▶ TEXTAUSZUG
::::::
Saarbruecker Zeitung

Weltstar auf Abwegen

Michael Jordan war der erste Popstar des Sports, eine globale Ikone. Doch auf dem Höhepunkt seiner Karriere sagte er 1993 dem Basketball Ade – um sich als Profi im Baseball zu versuchen. Rückblick auf ein skurriles Stück Sportgesch­ichte.

- VON TOBIAS JOCHHEIM Produktion dieser Seite: Robby Lorenz, Oliver Spettel

Während der Finalserie der National Basketball League (NBA) im Frühsommer 1993 läuft ein Werbespot im Fernsehen rauf und runter. Michael Jordan in einer leeren Halle, nur er und der Ball, dazu seine Stimme aus dem Off: „Was, wenn mein Gesicht nicht dauernd im Fernsehen zu sehen wäre? Wenn ich einfach nur ein Basketball­spieler wäre? Könnt Ihr Euch das vorstellen? – Ich schon.“Dann der Slogan des Sportartik­elherstell­ers: Just do it.

Tu’s einfach.

Wenige Wochen später macht Jordan Ernst: Der bekanntest­e Sportler der Welt gibt das Dasein als Basketball-Profi auf.
::::::
▶ BEREITGESTELLTE ZEILEN
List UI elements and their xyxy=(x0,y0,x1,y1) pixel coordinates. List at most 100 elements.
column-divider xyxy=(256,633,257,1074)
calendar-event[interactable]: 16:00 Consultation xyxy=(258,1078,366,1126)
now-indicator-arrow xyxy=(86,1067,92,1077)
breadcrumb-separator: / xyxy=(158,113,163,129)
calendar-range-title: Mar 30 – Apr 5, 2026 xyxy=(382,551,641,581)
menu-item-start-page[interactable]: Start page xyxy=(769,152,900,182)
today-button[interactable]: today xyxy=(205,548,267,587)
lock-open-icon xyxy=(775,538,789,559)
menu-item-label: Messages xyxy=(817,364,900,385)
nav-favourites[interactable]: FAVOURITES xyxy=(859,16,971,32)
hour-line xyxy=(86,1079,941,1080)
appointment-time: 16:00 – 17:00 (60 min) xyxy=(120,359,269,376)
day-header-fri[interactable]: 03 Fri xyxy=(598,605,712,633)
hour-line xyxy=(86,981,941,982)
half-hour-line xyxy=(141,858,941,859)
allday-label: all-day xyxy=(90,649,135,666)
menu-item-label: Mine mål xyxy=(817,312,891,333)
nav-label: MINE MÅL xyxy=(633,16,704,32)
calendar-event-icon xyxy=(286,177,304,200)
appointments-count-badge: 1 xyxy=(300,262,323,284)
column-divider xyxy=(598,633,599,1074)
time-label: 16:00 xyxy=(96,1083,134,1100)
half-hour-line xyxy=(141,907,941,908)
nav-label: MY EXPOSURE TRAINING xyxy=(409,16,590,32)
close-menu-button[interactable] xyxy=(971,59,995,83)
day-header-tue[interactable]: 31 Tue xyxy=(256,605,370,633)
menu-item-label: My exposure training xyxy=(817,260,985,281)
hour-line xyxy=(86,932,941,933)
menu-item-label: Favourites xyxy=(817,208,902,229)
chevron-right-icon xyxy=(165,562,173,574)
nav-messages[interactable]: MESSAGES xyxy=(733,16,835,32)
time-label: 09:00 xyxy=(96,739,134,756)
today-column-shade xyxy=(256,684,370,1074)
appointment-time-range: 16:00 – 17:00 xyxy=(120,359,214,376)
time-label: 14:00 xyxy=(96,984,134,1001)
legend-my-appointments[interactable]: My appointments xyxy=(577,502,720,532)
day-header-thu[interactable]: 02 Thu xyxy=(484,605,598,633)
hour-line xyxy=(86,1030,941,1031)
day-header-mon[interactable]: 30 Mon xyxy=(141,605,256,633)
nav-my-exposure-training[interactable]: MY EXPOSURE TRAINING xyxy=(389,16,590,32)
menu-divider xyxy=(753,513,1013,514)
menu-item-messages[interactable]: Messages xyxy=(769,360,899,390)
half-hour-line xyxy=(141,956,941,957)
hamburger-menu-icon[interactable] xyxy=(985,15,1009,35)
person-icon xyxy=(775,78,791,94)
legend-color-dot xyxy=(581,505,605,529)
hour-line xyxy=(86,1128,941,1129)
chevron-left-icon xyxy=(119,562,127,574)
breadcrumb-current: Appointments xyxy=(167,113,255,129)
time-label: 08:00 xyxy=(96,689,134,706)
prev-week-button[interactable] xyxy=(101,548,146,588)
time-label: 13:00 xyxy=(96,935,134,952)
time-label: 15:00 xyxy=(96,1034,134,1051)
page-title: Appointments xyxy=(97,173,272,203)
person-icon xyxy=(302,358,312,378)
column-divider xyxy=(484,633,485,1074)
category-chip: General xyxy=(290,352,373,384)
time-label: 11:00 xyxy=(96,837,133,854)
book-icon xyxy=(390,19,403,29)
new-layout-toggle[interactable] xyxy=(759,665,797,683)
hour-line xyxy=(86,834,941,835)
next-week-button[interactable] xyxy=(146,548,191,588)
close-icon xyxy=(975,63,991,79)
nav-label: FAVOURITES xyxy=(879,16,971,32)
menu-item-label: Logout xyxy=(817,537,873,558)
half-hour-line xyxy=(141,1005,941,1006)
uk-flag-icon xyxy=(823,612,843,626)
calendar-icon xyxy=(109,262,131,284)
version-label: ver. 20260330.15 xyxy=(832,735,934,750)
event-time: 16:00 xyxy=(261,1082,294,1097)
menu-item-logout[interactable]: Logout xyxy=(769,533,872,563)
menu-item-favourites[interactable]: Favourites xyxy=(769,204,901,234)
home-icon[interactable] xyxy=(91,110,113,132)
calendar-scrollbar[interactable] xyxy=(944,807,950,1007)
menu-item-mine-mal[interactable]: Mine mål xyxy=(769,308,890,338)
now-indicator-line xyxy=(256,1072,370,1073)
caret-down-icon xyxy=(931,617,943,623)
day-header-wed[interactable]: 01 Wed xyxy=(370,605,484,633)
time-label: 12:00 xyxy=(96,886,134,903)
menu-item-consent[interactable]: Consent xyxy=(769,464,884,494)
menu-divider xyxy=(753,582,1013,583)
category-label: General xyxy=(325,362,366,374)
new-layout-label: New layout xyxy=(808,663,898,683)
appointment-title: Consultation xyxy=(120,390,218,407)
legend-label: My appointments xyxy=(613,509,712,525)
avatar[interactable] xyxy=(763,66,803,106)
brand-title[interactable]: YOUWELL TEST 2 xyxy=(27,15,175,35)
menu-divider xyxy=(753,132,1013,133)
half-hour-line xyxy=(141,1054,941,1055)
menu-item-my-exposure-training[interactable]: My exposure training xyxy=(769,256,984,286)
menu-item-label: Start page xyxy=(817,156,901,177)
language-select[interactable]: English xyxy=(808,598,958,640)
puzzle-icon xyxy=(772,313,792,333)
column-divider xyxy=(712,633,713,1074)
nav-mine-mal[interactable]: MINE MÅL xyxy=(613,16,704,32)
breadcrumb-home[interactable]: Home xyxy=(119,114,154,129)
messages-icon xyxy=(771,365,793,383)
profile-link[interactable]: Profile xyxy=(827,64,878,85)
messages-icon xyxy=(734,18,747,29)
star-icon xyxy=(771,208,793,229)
::::::
▶ ARBEITSAUFTRAG A
Schreib bitte alles vom Anfang der bereitgestellten Zeilen bis hinunter zur Zeile mit „appointment-time: 16:00 –“ noch einmal ab und ändere dabei „Start page“ zu „Startseite“. Alles andere bleibt unverändert.
▶ ARBEITSAUFTRAG B
Führe den Artikel über Michael Jordans Abschied vom Basketball im Anschluss an seinen letzten Satz weiter.

▶ RICHTIGE LÖSUNG A
List UI elements and their xyxy=(x0,y0,x1,y1) pixel coordinates. List at most 100 elements.
column-divider xyxy=(256,633,257,1074)
calendar-event[interactable]: 16:00 Consultation xyxy=(258,1078,366,1126)
now-indicator-arrow xyxy=(86,1067,92,1077)
breadcrumb-separator: / xyxy=(158,113,163,129)
calendar-range-title: Mar 30 – Apr 5, 2026 xyxy=(382,551,641,581)
menu-item-start-page[interactable]: Startseite xyxy=(769,152,900,182)
today-button[interactable]: today xyxy=(205,548,267,587)
lock-open-icon xyxy=(775,538,789,559)
menu-item-label: Messages xyxy=(817,364,900,385)
nav-favourites[interactable]: FAVOURITES xyxy=(859,16,971,32)
hour-line xyxy=(86,1079,941,1080)
appointment-time: 16:00 – 17:00 (60 min) xyxy=(120,359,269,376)

▶ RICHTIGE LÖSUNG B
Am 7. Oktober 1993 berichtet er den ungläubige­n Reportern, er habe nach drei Meistertit­eln in Folge mit den Chicago Bulls sowie zweimal Olympia-Gold mit den USA „nichts mehr zu beweisen“. Ab in die Frührente also, als 30-Jähriger. „Es wird Zeit, dass ich etwas Zeit mit meiner Familie verbringe“, spricht er in die Mikros. Sport treiben werde er zukünftig nur als Notwehr gegen einen eventuelle­n Bierbauch. Und stattdesse­n? „Meistens werde ich zu Hause sitzen und dem Gras beim Wachsen zusehen. Ab und zu werde ich es auch mähen.“

Das nun glaubt dem notorische­n Ehrgeizlin­g, der Mitspieler anbrüllte, schubste und schlug, niemand. Deshalb macht Jordans Agent wolkige Andeutunge­n über dessen diverse Talente. Der Autor Jim Patton kommentier­t süffisant: „Wir erwarteten eine Symphonie, ein Buch oder die Bewerbung um ein politische­s Amt.“

Stattdesse­n stellte sich bald heraus, dass Jordan das Unmögliche versuchen würde – eine Karriere in einem zweiten Sport. Als Baseball-Profi. Zwei Buchstaben und Welten vom Basketball entfernt.

Dieser Wechsel der Disziplin war nicht völlig beispiello­s in der Sportgesch­ichte: Die Britin Rebecca Romero zum Beispiel holte Olympia-Medaillen im Rudern und Radfahren, der DDR-Bürgerin Roswitha Krause gelang dasselbe im Schwimmen und Handball. Bo Jackson wurde im Football und Baseball zum All-Star gewählt, Deion Sanders erzielte 1989 sogar innerhalb einer Woche einen NFL-Touchdown (Football) und einen MLB-Homerun (Baseball).

99 Prozent dieser Vorhaben aber sind PRGags von in ihrer Ur-Disziplin längst aussortier­ten Profis. Man denke an Ex-Fußballtor­wart Tim Wiese, der sich nach einem Übermaß an Krafttrain­ing als Muskelmann im Wrestling versucht. Die größten Popstars des Sports kämen nicht mal für eine Sekunde auf die Idee, den Sport, den sie dominieren, freiwillig zu verlassen. Alles spricht dagegen, und nichts dafür.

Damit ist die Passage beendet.